- _Problem_: Reproduce the records below word for word, omitting the pictures.

- _Information supplied_:
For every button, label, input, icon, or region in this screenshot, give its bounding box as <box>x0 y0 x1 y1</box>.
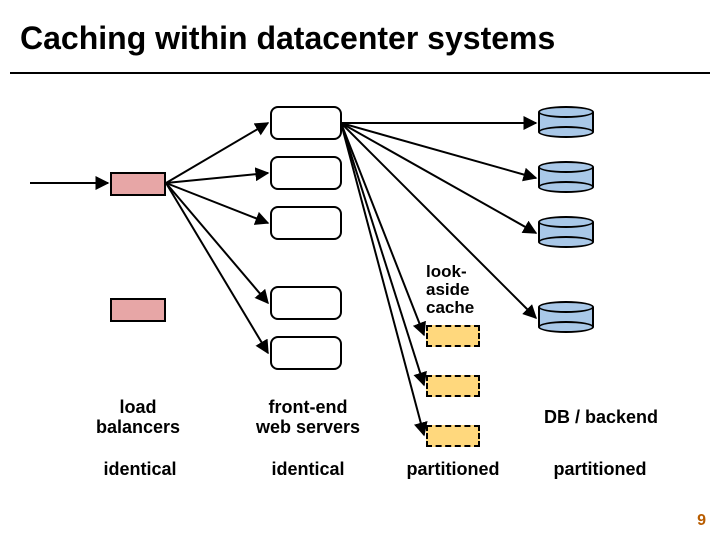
page-number: 9 <box>697 512 706 530</box>
slide: Caching within datacenter systems <box>0 0 720 540</box>
db-3 <box>538 216 594 246</box>
web-server-4 <box>270 286 342 320</box>
cache-3 <box>426 425 480 447</box>
identical-2-label: identical <box>258 460 358 480</box>
front-end-label: front-end web servers <box>243 398 373 438</box>
web-server-2 <box>270 156 342 190</box>
web-server-5 <box>270 336 342 370</box>
web-server-3 <box>270 206 342 240</box>
page-title: Caching within datacenter systems <box>20 20 555 57</box>
db-4 <box>538 301 594 331</box>
db-backend-label: DB / backend <box>526 408 676 428</box>
db-1 <box>538 106 594 136</box>
load-balancer-1 <box>110 172 166 196</box>
load-balancers-label: load balancers <box>78 398 198 438</box>
load-balancer-2 <box>110 298 166 322</box>
partitioned-1-label: partitioned <box>398 460 508 480</box>
db-2 <box>538 161 594 191</box>
title-rule <box>10 72 710 74</box>
cache-1 <box>426 325 480 347</box>
cache-2 <box>426 375 480 397</box>
lookaside-label: look- aside cache <box>426 263 474 317</box>
web-server-1 <box>270 106 342 140</box>
identical-1-label: identical <box>90 460 190 480</box>
partitioned-2-label: partitioned <box>540 460 660 480</box>
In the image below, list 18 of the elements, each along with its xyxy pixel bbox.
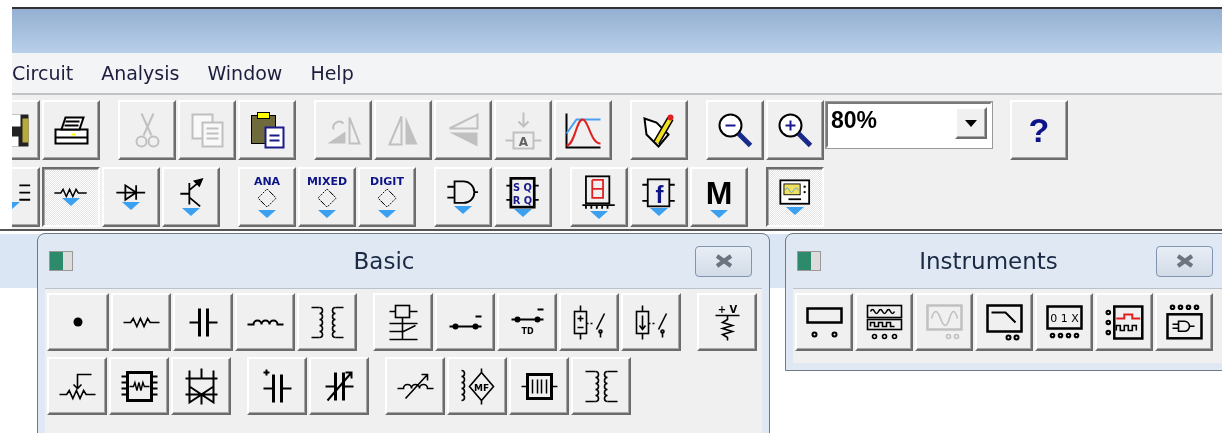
- component-button[interactable]: + V: [697, 293, 757, 351]
- menu-item[interactable]: Circuit: [12, 62, 74, 84]
- zoom-select[interactable]: 80%: [826, 102, 992, 148]
- parts-bin-button[interactable]: ANA: [238, 167, 296, 227]
- parts-bin-button[interactable]: S Q R Q: [494, 167, 552, 227]
- menu-item[interactable]: Help: [310, 62, 354, 84]
- instrument-button[interactable]: 0 1 X: [1035, 293, 1093, 351]
- help-button[interactable]: ?: [1010, 100, 1068, 160]
- window-title: Basic: [352, 248, 416, 274]
- menu-item[interactable]: Analysis: [101, 62, 180, 84]
- menu-item[interactable]: Window: [207, 62, 283, 84]
- component-button[interactable]: MF: [447, 357, 507, 415]
- parts-bin-button[interactable]: M: [690, 167, 748, 227]
- component-button[interactable]: TD: [497, 293, 557, 351]
- parts-bin-button[interactable]: DIGIT: [358, 167, 416, 227]
- parts-bin-button[interactable]: MIXED: [298, 167, 356, 227]
- parts-bin-button[interactable]: f: [630, 167, 688, 227]
- window-title: Instruments: [918, 248, 1059, 274]
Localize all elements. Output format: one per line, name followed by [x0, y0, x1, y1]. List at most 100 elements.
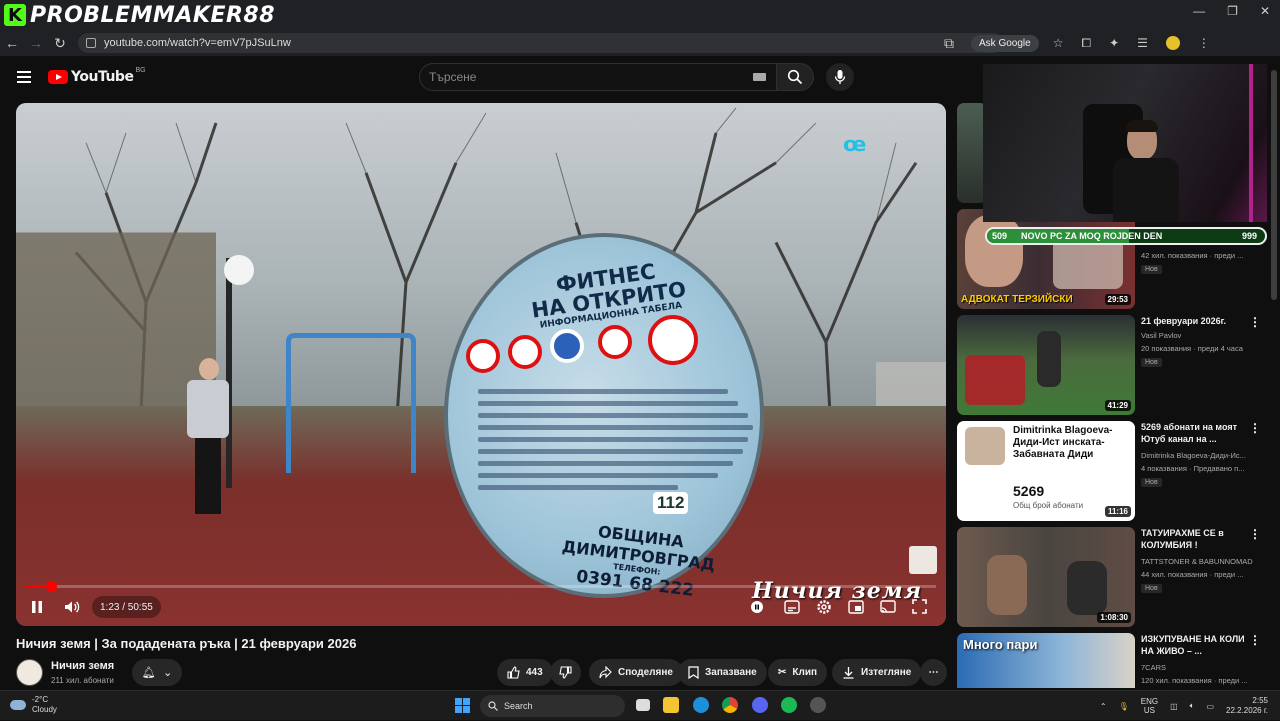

- _Completed task_:
For every button, label, input, icon, or region in this screenshot, give its bounding box as <box>x0 y0 x1 y1</box>.
page-number: 9 <box>697 512 706 530</box>
slide: Caching within datacenter systems <box>0 0 720 540</box>
db-3 <box>538 216 594 246</box>
web-server-4 <box>270 286 342 320</box>
cache-3 <box>426 425 480 447</box>
identical-2-label: identical <box>258 460 358 480</box>
front-end-label: front-end web servers <box>243 398 373 438</box>
web-server-2 <box>270 156 342 190</box>
web-server-5 <box>270 336 342 370</box>
web-server-3 <box>270 206 342 240</box>
page-title: Caching within datacenter systems <box>20 20 555 57</box>
db-4 <box>538 301 594 331</box>
db-backend-label: DB / backend <box>526 408 676 428</box>
db-1 <box>538 106 594 136</box>
load-balancer-1 <box>110 172 166 196</box>
load-balancers-label: load balancers <box>78 398 198 438</box>
load-balancer-2 <box>110 298 166 322</box>
partitioned-1-label: partitioned <box>398 460 508 480</box>
db-2 <box>538 161 594 191</box>
title-rule <box>10 72 710 74</box>
cache-1 <box>426 325 480 347</box>
cache-2 <box>426 375 480 397</box>
lookaside-label: look- aside cache <box>426 263 474 317</box>
web-server-1 <box>270 106 342 140</box>
identical-1-label: identical <box>90 460 190 480</box>
partitioned-2-label: partitioned <box>540 460 660 480</box>
In the image below, list 18 of the elements, each along with its xyxy pixel bbox.
- component-button[interactable]: + V: [697, 293, 757, 351]
- menu-item[interactable]: Circuit: [12, 62, 74, 84]
- zoom-select[interactable]: 80%: [826, 102, 992, 148]
- parts-bin-button[interactable]: ANA: [238, 167, 296, 227]
- parts-bin-button[interactable]: S Q R Q: [494, 167, 552, 227]
- menu-item[interactable]: Help: [310, 62, 354, 84]
- instrument-button[interactable]: 0 1 X: [1035, 293, 1093, 351]
- help-button[interactable]: ?: [1010, 100, 1068, 160]
- window-title: Basic: [352, 248, 416, 274]
- menu-item[interactable]: Analysis: [101, 62, 180, 84]
- menu-item[interactable]: Window: [207, 62, 283, 84]
- component-button[interactable]: MF: [447, 357, 507, 415]
- parts-bin-button[interactable]: M: [690, 167, 748, 227]
- component-button[interactable]: TD: [497, 293, 557, 351]
- parts-bin-button[interactable]: DIGIT: [358, 167, 416, 227]
- parts-bin-button[interactable]: MIXED: [298, 167, 356, 227]
- parts-bin-button[interactable]: f: [630, 167, 688, 227]
- window-title: Instruments: [918, 248, 1059, 274]
Localize all elements. Output format: one per line, name followed by [x0, y0, x1, y1]. List at most 100 elements.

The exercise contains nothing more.